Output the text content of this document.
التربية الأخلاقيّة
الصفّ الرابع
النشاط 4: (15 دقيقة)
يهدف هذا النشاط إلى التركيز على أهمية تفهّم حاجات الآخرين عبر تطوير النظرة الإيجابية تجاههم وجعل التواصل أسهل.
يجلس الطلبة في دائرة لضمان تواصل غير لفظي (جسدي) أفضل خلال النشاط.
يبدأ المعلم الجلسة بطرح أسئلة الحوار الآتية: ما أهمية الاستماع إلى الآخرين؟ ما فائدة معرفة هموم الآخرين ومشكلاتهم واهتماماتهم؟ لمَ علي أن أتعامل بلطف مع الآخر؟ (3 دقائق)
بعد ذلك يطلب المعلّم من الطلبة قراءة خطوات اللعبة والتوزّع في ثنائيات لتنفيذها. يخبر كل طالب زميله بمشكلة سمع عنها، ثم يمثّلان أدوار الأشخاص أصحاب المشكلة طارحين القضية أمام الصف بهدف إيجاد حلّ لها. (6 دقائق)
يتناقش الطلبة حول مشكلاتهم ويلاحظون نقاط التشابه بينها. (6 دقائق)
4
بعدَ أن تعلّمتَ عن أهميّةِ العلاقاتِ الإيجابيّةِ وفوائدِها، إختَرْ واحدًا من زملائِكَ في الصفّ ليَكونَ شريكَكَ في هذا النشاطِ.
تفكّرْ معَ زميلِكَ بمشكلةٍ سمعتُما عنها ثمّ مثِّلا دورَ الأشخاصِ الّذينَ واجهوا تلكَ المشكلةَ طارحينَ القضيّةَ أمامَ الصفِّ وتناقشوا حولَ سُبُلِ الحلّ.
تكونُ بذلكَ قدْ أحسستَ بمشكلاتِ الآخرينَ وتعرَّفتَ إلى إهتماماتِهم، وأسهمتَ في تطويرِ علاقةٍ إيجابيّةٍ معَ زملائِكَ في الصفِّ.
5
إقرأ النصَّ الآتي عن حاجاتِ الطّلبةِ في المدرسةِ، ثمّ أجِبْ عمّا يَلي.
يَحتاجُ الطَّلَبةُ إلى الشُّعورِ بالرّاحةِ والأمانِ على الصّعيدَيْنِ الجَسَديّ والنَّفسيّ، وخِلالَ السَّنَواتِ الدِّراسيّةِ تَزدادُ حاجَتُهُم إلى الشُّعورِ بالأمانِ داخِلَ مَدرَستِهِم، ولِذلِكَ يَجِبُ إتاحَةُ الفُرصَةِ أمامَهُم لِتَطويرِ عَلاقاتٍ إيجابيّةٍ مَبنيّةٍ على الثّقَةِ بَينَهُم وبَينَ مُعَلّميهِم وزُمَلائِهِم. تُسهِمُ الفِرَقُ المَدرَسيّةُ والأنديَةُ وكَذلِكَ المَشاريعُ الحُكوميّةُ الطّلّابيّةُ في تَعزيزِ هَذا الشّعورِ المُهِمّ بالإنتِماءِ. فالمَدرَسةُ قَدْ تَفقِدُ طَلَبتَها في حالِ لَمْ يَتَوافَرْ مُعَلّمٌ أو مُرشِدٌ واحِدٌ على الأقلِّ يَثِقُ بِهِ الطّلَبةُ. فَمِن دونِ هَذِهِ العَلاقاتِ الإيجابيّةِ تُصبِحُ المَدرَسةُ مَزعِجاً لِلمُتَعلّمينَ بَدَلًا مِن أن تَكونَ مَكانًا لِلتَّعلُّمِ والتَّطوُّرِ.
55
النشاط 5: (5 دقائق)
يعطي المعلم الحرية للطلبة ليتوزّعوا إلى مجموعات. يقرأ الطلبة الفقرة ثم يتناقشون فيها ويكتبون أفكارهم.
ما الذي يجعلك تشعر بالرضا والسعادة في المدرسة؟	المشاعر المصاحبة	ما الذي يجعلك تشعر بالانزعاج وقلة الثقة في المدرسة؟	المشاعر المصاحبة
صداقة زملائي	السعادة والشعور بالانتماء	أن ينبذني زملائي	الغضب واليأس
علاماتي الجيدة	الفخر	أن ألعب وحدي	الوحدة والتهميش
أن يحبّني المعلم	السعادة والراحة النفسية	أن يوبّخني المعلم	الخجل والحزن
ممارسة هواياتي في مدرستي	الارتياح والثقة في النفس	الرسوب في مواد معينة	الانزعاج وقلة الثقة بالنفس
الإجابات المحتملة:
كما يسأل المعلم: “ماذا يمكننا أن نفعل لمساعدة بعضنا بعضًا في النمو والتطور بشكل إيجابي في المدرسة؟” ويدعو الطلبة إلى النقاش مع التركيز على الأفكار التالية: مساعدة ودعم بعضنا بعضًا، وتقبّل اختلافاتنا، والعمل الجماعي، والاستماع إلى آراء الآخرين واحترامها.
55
---
Lines of the material that contain the word "التركيز" are to be gathered.

يهدف هذا النشاط إلى التركيز على أهمية تفهّم حاجات الآخرين عبر تطوير النظرة الإيجابية تجاههم وجعل التواصل أسهل.
كما يسأل المعلم: “ماذا يمكننا أن نفعل لمساعدة بعضنا بعضًا في النمو والتطور بشكل إيجابي في المدرسة؟” ويدعو الطلبة إلى النقاش مع التركيز على الأفكار التالية: مساعدة ودعم بعضنا بعضًا، وتقبّل اختلافاتنا، والعمل الجماعي، والاستماع إلى آراء الآخرين واحترامها.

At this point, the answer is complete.